(Saved entries)
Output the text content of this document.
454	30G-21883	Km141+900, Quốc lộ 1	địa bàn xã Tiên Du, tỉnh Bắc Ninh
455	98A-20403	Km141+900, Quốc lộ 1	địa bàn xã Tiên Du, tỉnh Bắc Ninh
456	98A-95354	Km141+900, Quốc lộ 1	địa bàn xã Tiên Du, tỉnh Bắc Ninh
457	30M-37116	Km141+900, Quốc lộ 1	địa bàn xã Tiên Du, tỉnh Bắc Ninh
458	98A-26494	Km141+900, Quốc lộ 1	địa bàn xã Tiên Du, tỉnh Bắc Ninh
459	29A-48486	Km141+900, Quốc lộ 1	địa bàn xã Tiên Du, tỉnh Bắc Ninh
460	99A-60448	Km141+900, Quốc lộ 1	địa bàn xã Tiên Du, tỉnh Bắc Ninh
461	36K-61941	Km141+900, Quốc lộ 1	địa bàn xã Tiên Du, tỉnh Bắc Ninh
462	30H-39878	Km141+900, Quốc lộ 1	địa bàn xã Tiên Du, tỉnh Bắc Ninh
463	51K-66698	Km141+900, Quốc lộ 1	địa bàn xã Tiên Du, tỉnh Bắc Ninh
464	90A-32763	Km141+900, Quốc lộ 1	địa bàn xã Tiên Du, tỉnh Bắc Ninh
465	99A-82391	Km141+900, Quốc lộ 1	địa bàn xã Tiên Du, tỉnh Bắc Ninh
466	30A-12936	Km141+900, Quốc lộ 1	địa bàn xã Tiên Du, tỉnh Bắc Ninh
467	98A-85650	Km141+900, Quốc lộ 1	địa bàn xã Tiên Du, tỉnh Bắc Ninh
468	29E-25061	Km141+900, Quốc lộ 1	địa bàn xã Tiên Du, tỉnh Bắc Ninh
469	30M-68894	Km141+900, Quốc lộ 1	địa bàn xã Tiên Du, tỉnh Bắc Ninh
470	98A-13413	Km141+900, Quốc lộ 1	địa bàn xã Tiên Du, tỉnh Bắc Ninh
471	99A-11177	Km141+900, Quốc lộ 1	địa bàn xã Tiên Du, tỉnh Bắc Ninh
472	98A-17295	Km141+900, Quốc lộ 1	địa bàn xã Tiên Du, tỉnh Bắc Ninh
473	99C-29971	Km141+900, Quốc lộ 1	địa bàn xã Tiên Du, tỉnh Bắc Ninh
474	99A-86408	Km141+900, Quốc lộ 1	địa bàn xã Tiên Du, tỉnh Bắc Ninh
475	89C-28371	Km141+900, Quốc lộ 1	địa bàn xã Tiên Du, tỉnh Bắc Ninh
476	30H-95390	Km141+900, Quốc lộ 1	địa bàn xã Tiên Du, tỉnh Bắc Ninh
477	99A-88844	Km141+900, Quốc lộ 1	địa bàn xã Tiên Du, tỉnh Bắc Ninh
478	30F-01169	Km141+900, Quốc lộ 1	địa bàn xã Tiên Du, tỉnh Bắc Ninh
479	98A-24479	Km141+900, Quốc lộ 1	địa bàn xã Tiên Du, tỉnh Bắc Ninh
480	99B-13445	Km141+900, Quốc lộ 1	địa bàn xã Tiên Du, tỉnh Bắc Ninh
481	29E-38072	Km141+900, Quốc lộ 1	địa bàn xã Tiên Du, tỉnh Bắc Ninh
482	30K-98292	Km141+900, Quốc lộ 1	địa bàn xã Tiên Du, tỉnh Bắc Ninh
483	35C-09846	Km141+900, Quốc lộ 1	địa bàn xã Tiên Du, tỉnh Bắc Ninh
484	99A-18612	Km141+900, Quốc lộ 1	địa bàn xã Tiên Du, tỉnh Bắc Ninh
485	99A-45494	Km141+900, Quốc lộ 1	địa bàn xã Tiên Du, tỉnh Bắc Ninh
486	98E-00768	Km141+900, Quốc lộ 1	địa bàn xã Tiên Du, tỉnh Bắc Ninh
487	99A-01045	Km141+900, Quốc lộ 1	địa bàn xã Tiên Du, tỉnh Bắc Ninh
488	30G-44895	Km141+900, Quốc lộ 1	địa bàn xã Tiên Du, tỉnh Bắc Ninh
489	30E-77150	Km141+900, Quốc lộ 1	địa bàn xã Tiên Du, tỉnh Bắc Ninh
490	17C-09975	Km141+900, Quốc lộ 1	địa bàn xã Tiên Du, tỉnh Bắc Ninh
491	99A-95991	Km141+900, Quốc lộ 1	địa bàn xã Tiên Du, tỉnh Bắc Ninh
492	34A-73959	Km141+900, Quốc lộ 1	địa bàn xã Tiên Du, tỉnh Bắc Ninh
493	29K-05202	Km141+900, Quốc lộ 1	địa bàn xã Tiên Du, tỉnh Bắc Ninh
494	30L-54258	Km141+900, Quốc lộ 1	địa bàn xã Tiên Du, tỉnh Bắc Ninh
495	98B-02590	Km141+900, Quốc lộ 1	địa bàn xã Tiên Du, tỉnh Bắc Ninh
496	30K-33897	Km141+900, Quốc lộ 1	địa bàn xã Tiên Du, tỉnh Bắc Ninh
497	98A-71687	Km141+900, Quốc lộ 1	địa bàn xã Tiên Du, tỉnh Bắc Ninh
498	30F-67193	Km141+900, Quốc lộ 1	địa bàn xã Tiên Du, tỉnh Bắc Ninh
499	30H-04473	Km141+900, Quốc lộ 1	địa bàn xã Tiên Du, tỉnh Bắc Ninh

---

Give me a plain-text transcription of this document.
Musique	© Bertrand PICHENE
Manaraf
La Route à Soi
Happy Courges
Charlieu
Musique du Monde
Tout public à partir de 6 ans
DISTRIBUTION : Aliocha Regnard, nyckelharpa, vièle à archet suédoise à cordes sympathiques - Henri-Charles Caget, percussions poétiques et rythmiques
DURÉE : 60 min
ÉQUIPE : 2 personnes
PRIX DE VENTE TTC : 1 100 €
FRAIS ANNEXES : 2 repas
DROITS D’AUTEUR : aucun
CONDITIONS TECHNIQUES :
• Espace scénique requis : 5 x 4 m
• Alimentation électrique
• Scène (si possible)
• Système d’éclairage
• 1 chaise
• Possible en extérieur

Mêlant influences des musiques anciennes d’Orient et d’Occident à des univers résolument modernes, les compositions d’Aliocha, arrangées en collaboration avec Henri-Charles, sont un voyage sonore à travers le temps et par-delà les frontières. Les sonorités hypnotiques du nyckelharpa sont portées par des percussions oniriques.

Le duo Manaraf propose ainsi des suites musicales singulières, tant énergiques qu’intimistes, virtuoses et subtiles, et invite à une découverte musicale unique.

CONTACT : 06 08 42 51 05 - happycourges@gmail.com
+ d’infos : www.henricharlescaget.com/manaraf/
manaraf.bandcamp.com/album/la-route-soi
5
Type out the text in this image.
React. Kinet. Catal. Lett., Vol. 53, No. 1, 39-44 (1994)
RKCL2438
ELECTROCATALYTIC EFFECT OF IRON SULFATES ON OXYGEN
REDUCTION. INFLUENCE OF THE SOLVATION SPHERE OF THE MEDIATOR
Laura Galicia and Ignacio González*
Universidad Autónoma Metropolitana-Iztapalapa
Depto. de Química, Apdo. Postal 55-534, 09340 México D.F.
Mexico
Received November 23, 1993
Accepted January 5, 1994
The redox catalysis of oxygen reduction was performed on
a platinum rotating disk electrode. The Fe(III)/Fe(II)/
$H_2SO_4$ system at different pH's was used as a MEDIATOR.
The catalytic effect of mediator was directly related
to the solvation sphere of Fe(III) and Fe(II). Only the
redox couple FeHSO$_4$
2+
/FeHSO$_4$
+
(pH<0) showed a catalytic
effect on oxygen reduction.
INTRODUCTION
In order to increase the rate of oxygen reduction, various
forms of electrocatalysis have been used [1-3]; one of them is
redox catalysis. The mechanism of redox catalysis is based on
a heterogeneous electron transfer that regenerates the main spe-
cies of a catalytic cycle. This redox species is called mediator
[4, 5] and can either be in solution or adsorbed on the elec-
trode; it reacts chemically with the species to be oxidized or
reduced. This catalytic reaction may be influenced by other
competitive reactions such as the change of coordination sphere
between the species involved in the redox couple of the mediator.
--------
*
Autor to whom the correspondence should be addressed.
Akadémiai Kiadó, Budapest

_GIVEN PROBLEM_
Where a line in the entries holds "used", copy that line.

_REPLY TO THE TASK_
$H_2SO_4$ system at different pH's was used as a MEDIATOR.
forms of electrocatalysis have been used [1-3]; one of them is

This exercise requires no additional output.